'''

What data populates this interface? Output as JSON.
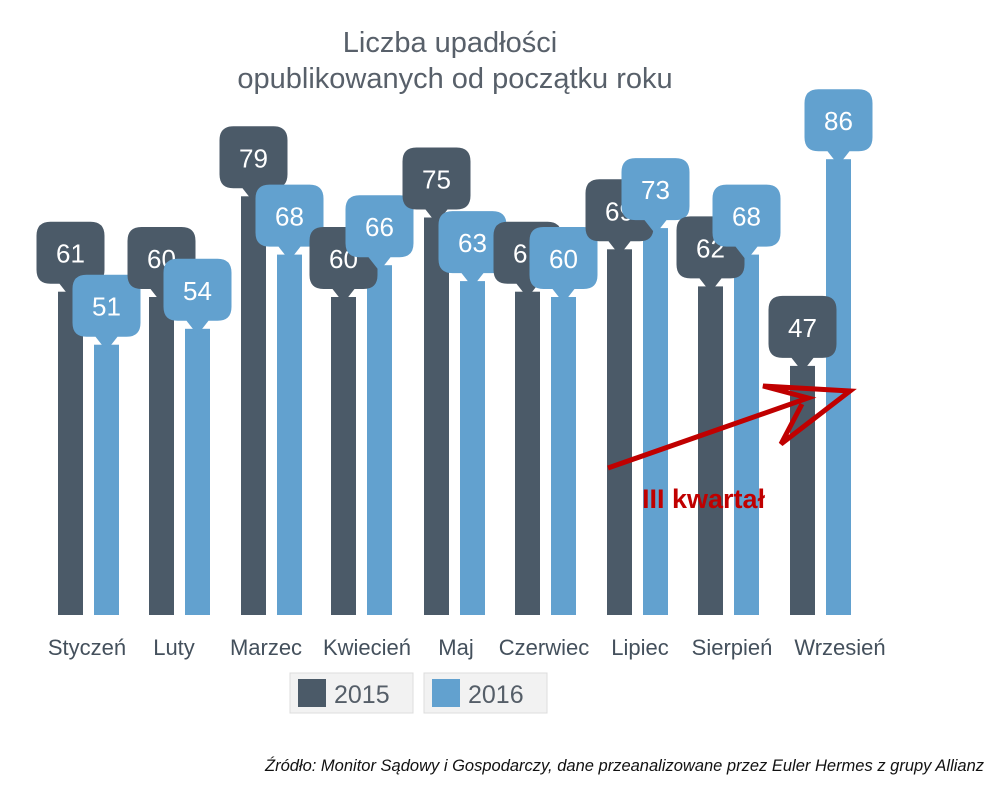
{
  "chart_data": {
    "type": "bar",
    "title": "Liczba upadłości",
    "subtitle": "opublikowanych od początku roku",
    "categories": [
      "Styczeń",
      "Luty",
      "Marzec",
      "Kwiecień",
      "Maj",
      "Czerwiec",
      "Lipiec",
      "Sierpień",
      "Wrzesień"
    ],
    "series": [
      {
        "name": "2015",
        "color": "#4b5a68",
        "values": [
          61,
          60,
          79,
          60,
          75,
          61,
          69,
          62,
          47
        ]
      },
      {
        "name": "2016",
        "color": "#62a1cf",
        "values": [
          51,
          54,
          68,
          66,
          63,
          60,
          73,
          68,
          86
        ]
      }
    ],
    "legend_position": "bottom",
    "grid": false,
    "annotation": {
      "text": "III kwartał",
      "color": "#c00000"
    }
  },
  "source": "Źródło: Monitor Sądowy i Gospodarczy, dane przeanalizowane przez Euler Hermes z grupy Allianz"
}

'''

| What you have to do |
What is needed is an exact reproduction of the data, pictures excluded.

| The answer |
What data populates this interface? Output as JSON.
{
  "chart_data": {
    "type": "bar",
    "title": "Liczba upadłości",
    "subtitle": "opublikowanych od początku roku",
    "categories": [
      "Styczeń",
      "Luty",
      "Marzec",
      "Kwiecień",
      "Maj",
      "Czerwiec",
      "Lipiec",
      "Sierpień",
      "Wrzesień"
    ],
    "series": [
      {
        "name": "2015",
        "color": "#4b5a68",
        "values": [
          61,
          60,
          79,
          60,
          75,
          61,
          69,
          62,
          47
        ]
      },
      {
        "name": "2016",
        "color": "#62a1cf",
        "values": [
          51,
          54,
          68,
          66,
          63,
          60,
          73,
          68,
          86
        ]
      }
    ],
    "legend_position": "bottom",
    "grid": false,
    "annotation": {
      "text": "III kwartał",
      "color": "#c00000"
    }
  },
  "source": "Źródło: Monitor Sądowy i Gospodarczy, dane przeanalizowane przez Euler Hermes z grupy Allianz"
}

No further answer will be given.